Task instructions: Every entry below should be repeated exactly; the pictures should not.

Exercise data:
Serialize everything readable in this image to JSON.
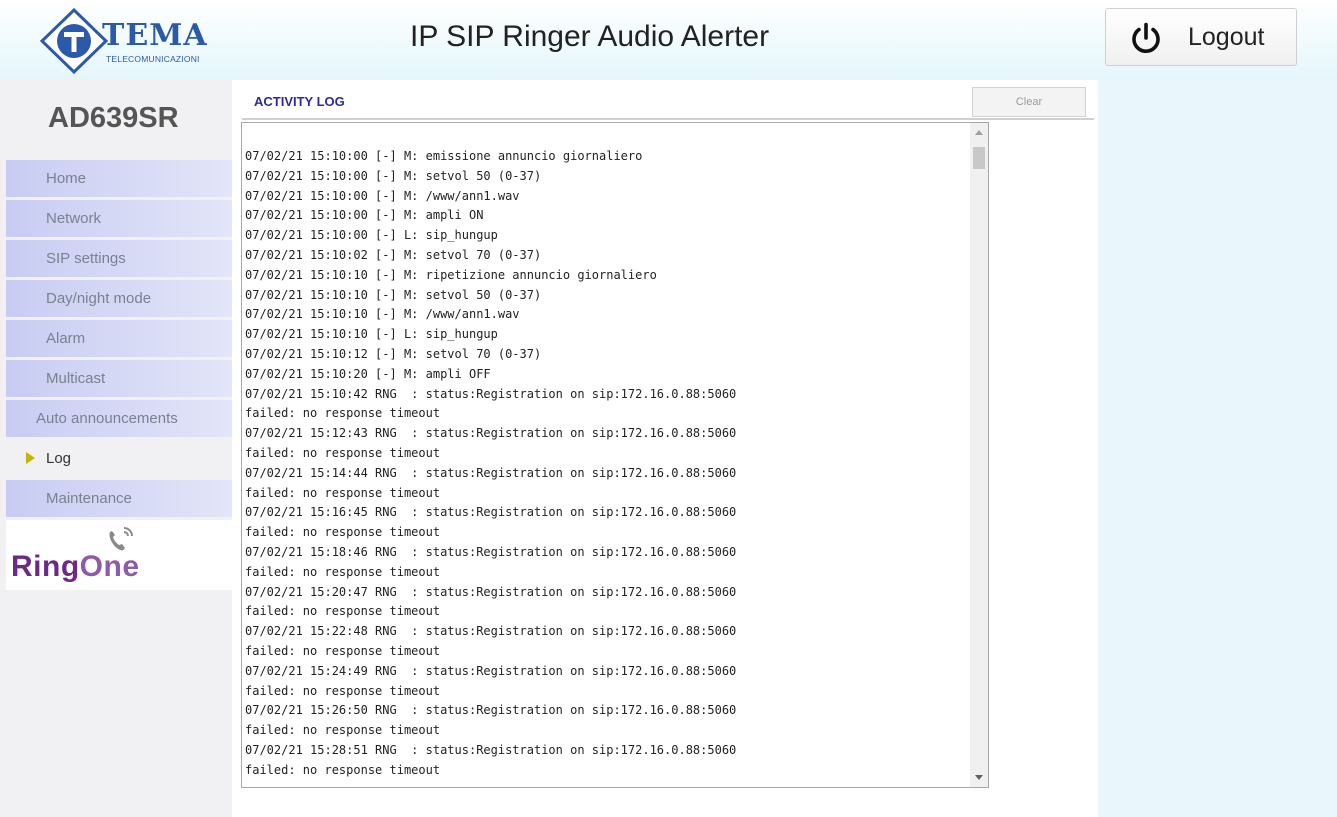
{
  "header": {
    "logo_text": "TEMA",
    "logo_subtext": "TELECOMUNICAZIONI",
    "logo_icon": "tema-t-diamond-logo",
    "title": "IP SIP Ringer Audio Alerter",
    "logout_label": "Logout",
    "logout_icon": "power-icon"
  },
  "sidebar": {
    "model": "AD639SR",
    "items": [
      {
        "label": "Home",
        "active": false
      },
      {
        "label": "Network",
        "active": false
      },
      {
        "label": "SIP settings",
        "active": false
      },
      {
        "label": "Day/night mode",
        "active": false
      },
      {
        "label": "Alarm",
        "active": false
      },
      {
        "label": "Multicast",
        "active": false
      },
      {
        "label": "Auto announcements",
        "active": false
      },
      {
        "label": "Log",
        "active": true
      },
      {
        "label": "Maintenance",
        "active": false
      }
    ],
    "active_marker_icon": "triangle-right-icon",
    "brand_part1": "Ring",
    "brand_part2": "One",
    "brand_icon": "phone-ringing-icon"
  },
  "main": {
    "section_title": "ACTIVITY LOG",
    "clear_label": "Clear",
    "log_lines": [
      "07/02/21 15:10:00 [-] M: emissione annuncio giornaliero",
      "07/02/21 15:10:00 [-] M: setvol 50 (0-37)",
      "07/02/21 15:10:00 [-] M: /www/ann1.wav",
      "07/02/21 15:10:00 [-] M: ampli ON",
      "07/02/21 15:10:00 [-] L: sip_hungup",
      "07/02/21 15:10:02 [-] M: setvol 70 (0-37)",
      "07/02/21 15:10:10 [-] M: ripetizione annuncio giornaliero",
      "07/02/21 15:10:10 [-] M: setvol 50 (0-37)",
      "07/02/21 15:10:10 [-] M: /www/ann1.wav",
      "07/02/21 15:10:10 [-] L: sip_hungup",
      "07/02/21 15:10:12 [-] M: setvol 70 (0-37)",
      "07/02/21 15:10:20 [-] M: ampli OFF",
      "07/02/21 15:10:42 RNG  : status:Registration on sip:172.16.0.88:5060",
      "failed: no response timeout",
      "07/02/21 15:12:43 RNG  : status:Registration on sip:172.16.0.88:5060",
      "failed: no response timeout",
      "07/02/21 15:14:44 RNG  : status:Registration on sip:172.16.0.88:5060",
      "failed: no response timeout",
      "07/02/21 15:16:45 RNG  : status:Registration on sip:172.16.0.88:5060",
      "failed: no response timeout",
      "07/02/21 15:18:46 RNG  : status:Registration on sip:172.16.0.88:5060",
      "failed: no response timeout",
      "07/02/21 15:20:47 RNG  : status:Registration on sip:172.16.0.88:5060",
      "failed: no response timeout",
      "07/02/21 15:22:48 RNG  : status:Registration on sip:172.16.0.88:5060",
      "failed: no response timeout",
      "07/02/21 15:24:49 RNG  : status:Registration on sip:172.16.0.88:5060",
      "failed: no response timeout",
      "07/02/21 15:26:50 RNG  : status:Registration on sip:172.16.0.88:5060",
      "failed: no response timeout",
      "07/02/21 15:28:51 RNG  : status:Registration on sip:172.16.0.88:5060",
      "failed: no response timeout"
    ]
  },
  "colors": {
    "header_gradient_end": "#e4f6fb",
    "nav_item": "#c8ccf2",
    "section_title": "#2d2a9e",
    "brand": "#6b2a8a",
    "active_marker": "#c7b400"
  }
}
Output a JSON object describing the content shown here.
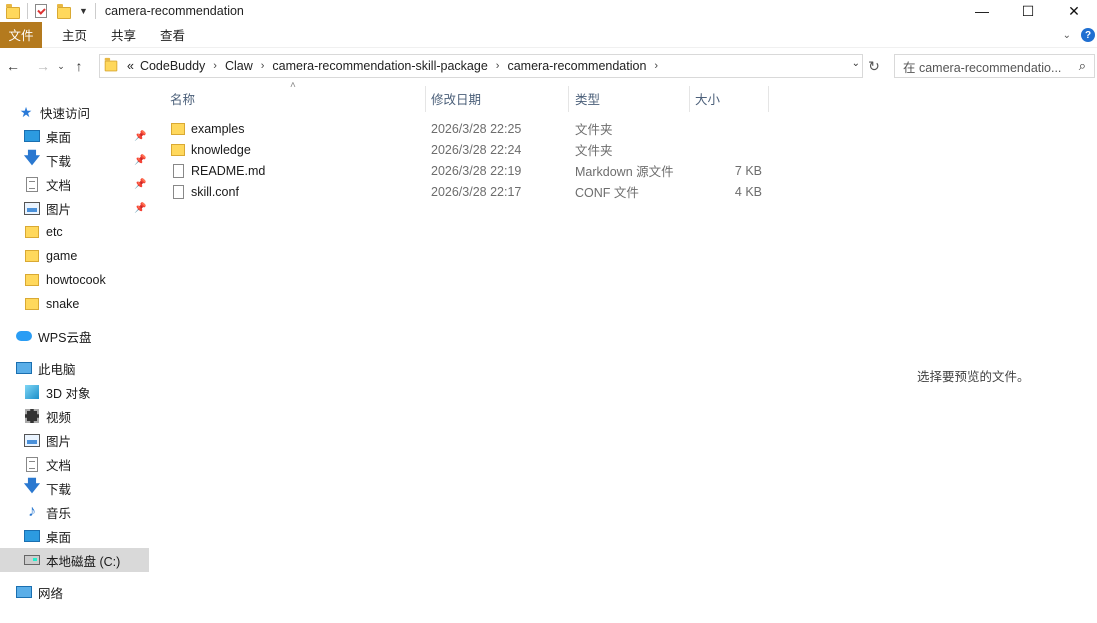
{
  "window": {
    "title": "camera-recommendation",
    "controls": {
      "minimize": "—",
      "maximize": "☐",
      "close": "✕"
    }
  },
  "ribbon": {
    "tabs": [
      "文件",
      "主页",
      "共享",
      "查看"
    ],
    "help": "?"
  },
  "nav": {
    "back": "←",
    "forward": "→",
    "recent": "⌄",
    "up": "↑",
    "address_overflow": "«",
    "breadcrumbs": [
      "CodeBuddy",
      "Claw",
      "camera-recommendation-skill-package",
      "camera-recommendation"
    ],
    "search_placeholder": "在 camera-recommendatio..."
  },
  "sidebar": {
    "quick_access": "快速访问",
    "pinned": [
      "桌面",
      "下载",
      "文档",
      "图片"
    ],
    "folders": [
      "etc",
      "game",
      "howtocook",
      "snake"
    ],
    "wps": "WPS云盘",
    "this_pc": "此电脑",
    "pc_items": [
      "3D 对象",
      "视频",
      "图片",
      "文档",
      "下载",
      "音乐",
      "桌面",
      "本地磁盘 (C:)"
    ],
    "network": "网络"
  },
  "columns": {
    "name": "名称",
    "date": "修改日期",
    "type": "类型",
    "size": "大小"
  },
  "files": [
    {
      "name": "examples",
      "date": "2026/3/28 22:25",
      "type": "文件夹",
      "size": "",
      "icon": "folder-icon"
    },
    {
      "name": "knowledge",
      "date": "2026/3/28 22:24",
      "type": "文件夹",
      "size": "",
      "icon": "folder-icon"
    },
    {
      "name": "README.md",
      "date": "2026/3/28 22:19",
      "type": "Markdown 源文件",
      "size": "7 KB",
      "icon": "markdown-file-icon"
    },
    {
      "name": "skill.conf",
      "date": "2026/3/28 22:17",
      "type": "CONF 文件",
      "size": "4 KB",
      "icon": "file-icon"
    }
  ],
  "preview_text": "选择要预览的文件。",
  "colors": {
    "file_tab": "#b47a1e",
    "selected_bg": "#d9d9d9",
    "header_text": "#4c607a"
  }
}
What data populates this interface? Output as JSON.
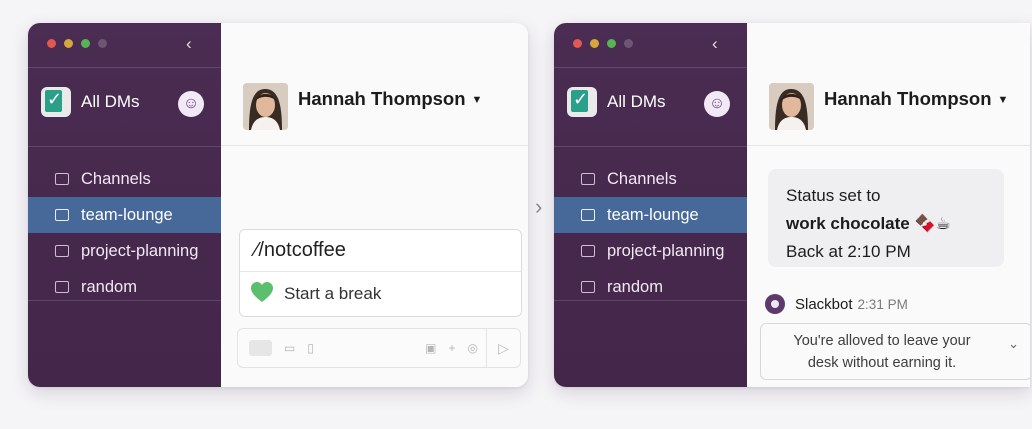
{
  "sidebar": {
    "workspace_title": "All DMs",
    "back_icon": "‹",
    "items": [
      {
        "label": "Channels",
        "icon": "✉"
      },
      {
        "label": "team-lounge",
        "icon": "▚",
        "active": true
      },
      {
        "label": "project-planning",
        "icon": "☰"
      },
      {
        "label": "random",
        "icon": "☺"
      }
    ]
  },
  "header": {
    "name": "Hannah Thompson",
    "caret": "▼"
  },
  "left_panel": {
    "command_text": "⁄/notcoffee",
    "suggestion_label": "Start a break",
    "suggestion_icon": "green-heart-icon",
    "send_icon": "▷"
  },
  "between_chevron": "›",
  "right_panel": {
    "status_line1": "Status set to",
    "status_line2": "work chocolate 🍫☕",
    "status_line3": "Back at 2:10 PM",
    "bot_name": "Slackbot",
    "bot_time": "2:31 PM",
    "bot_message_line1": "You're alloved to leave your",
    "bot_message_line2": "desk without earning it.",
    "bot_chevron": "⌄"
  },
  "colors": {
    "sidebar": "#4b2c52",
    "active_item": "#46699a",
    "accent_green": "#5bbf6e"
  }
}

Finished exercise:
Serialize everything readable in this image to JSON.
{
  "header": {
    "logo_text": "TEMA",
    "logo_subtext": "TELECOMUNICAZIONI",
    "logo_icon": "tema-t-diamond-logo",
    "title": "IP SIP Ringer Audio Alerter",
    "logout_label": "Logout",
    "logout_icon": "power-icon"
  },
  "sidebar": {
    "model": "AD639SR",
    "items": [
      {
        "label": "Home",
        "active": false
      },
      {
        "label": "Network",
        "active": false
      },
      {
        "label": "SIP settings",
        "active": false
      },
      {
        "label": "Day/night mode",
        "active": false
      },
      {
        "label": "Alarm",
        "active": false
      },
      {
        "label": "Multicast",
        "active": false
      },
      {
        "label": "Auto announcements",
        "active": false
      },
      {
        "label": "Log",
        "active": true
      },
      {
        "label": "Maintenance",
        "active": false
      }
    ],
    "active_marker_icon": "triangle-right-icon",
    "brand_part1": "Ring",
    "brand_part2": "One",
    "brand_icon": "phone-ringing-icon"
  },
  "main": {
    "section_title": "ACTIVITY LOG",
    "clear_label": "Clear",
    "log_lines": [
      "07/02/21 15:10:00 [-] M: emissione annuncio giornaliero",
      "07/02/21 15:10:00 [-] M: setvol 50 (0-37)",
      "07/02/21 15:10:00 [-] M: /www/ann1.wav",
      "07/02/21 15:10:00 [-] M: ampli ON",
      "07/02/21 15:10:00 [-] L: sip_hungup",
      "07/02/21 15:10:02 [-] M: setvol 70 (0-37)",
      "07/02/21 15:10:10 [-] M: ripetizione annuncio giornaliero",
      "07/02/21 15:10:10 [-] M: setvol 50 (0-37)",
      "07/02/21 15:10:10 [-] M: /www/ann1.wav",
      "07/02/21 15:10:10 [-] L: sip_hungup",
      "07/02/21 15:10:12 [-] M: setvol 70 (0-37)",
      "07/02/21 15:10:20 [-] M: ampli OFF",
      "07/02/21 15:10:42 RNG  : status:Registration on sip:172.16.0.88:5060",
      "failed: no response timeout",
      "07/02/21 15:12:43 RNG  : status:Registration on sip:172.16.0.88:5060",
      "failed: no response timeout",
      "07/02/21 15:14:44 RNG  : status:Registration on sip:172.16.0.88:5060",
      "failed: no response timeout",
      "07/02/21 15:16:45 RNG  : status:Registration on sip:172.16.0.88:5060",
      "failed: no response timeout",
      "07/02/21 15:18:46 RNG  : status:Registration on sip:172.16.0.88:5060",
      "failed: no response timeout",
      "07/02/21 15:20:47 RNG  : status:Registration on sip:172.16.0.88:5060",
      "failed: no response timeout",
      "07/02/21 15:22:48 RNG  : status:Registration on sip:172.16.0.88:5060",
      "failed: no response timeout",
      "07/02/21 15:24:49 RNG  : status:Registration on sip:172.16.0.88:5060",
      "failed: no response timeout",
      "07/02/21 15:26:50 RNG  : status:Registration on sip:172.16.0.88:5060",
      "failed: no response timeout",
      "07/02/21 15:28:51 RNG  : status:Registration on sip:172.16.0.88:5060",
      "failed: no response timeout"
    ]
  },
  "colors": {
    "header_gradient_end": "#e4f6fb",
    "nav_item": "#c8ccf2",
    "section_title": "#2d2a9e",
    "brand": "#6b2a8a",
    "active_marker": "#c7b400"
  }
}
Output a JSON object describing the content shown here.
{
  "window": {
    "title": "camera-recommendation",
    "controls": {
      "minimize": "—",
      "maximize": "☐",
      "close": "✕"
    }
  },
  "ribbon": {
    "tabs": [
      "文件",
      "主页",
      "共享",
      "查看"
    ],
    "help": "?"
  },
  "nav": {
    "back": "←",
    "forward": "→",
    "recent": "⌄",
    "up": "↑",
    "address_overflow": "«",
    "breadcrumbs": [
      "CodeBuddy",
      "Claw",
      "camera-recommendation-skill-package",
      "camera-recommendation"
    ],
    "search_placeholder": "在 camera-recommendatio..."
  },
  "sidebar": {
    "quick_access": "快速访问",
    "pinned": [
      "桌面",
      "下载",
      "文档",
      "图片"
    ],
    "folders": [
      "etc",
      "game",
      "howtocook",
      "snake"
    ],
    "wps": "WPS云盘",
    "this_pc": "此电脑",
    "pc_items": [
      "3D 对象",
      "视频",
      "图片",
      "文档",
      "下载",
      "音乐",
      "桌面",
      "本地磁盘 (C:)"
    ],
    "network": "网络"
  },
  "columns": {
    "name": "名称",
    "date": "修改日期",
    "type": "类型",
    "size": "大小"
  },
  "files": [
    {
      "name": "examples",
      "date": "2026/3/28 22:25",
      "type": "文件夹",
      "size": "",
      "icon": "folder-icon"
    },
    {
      "name": "knowledge",
      "date": "2026/3/28 22:24",
      "type": "文件夹",
      "size": "",
      "icon": "folder-icon"
    },
    {
      "name": "README.md",
      "date": "2026/3/28 22:19",
      "type": "Markdown 源文件",
      "size": "7 KB",
      "icon": "markdown-file-icon"
    },
    {
      "name": "skill.conf",
      "date": "2026/3/28 22:17",
      "type": "CONF 文件",
      "size": "4 KB",
      "icon": "file-icon"
    }
  ],
  "preview_text": "选择要预览的文件。",
  "colors": {
    "file_tab": "#b47a1e",
    "selected_bg": "#d9d9d9",
    "header_text": "#4c607a"
  }
}
What data populates this interface? Output as JSON.
{
  "sidebar": {
    "workspace_title": "All DMs",
    "back_icon": "‹",
    "items": [
      {
        "label": "Channels",
        "icon": "✉"
      },
      {
        "label": "team-lounge",
        "icon": "▚",
        "active": true
      },
      {
        "label": "project-planning",
        "icon": "☰"
      },
      {
        "label": "random",
        "icon": "☺"
      }
    ]
  },
  "header": {
    "name": "Hannah Thompson",
    "caret": "▼"
  },
  "left_panel": {
    "command_text": "⁄/notcoffee",
    "suggestion_label": "Start a break",
    "suggestion_icon": "green-heart-icon",
    "send_icon": "▷"
  },
  "between_chevron": "›",
  "right_panel": {
    "status_line1": "Status set to",
    "status_line2": "work chocolate 🍫☕",
    "status_line3": "Back at 2:10 PM",
    "bot_name": "Slackbot",
    "bot_time": "2:31 PM",
    "bot_message_line1": "You're alloved to leave your",
    "bot_message_line2": "desk without earning it.",
    "bot_chevron": "⌄"
  },
  "colors": {
    "sidebar": "#4b2c52",
    "active_item": "#46699a",
    "accent_green": "#5bbf6e"
  }
}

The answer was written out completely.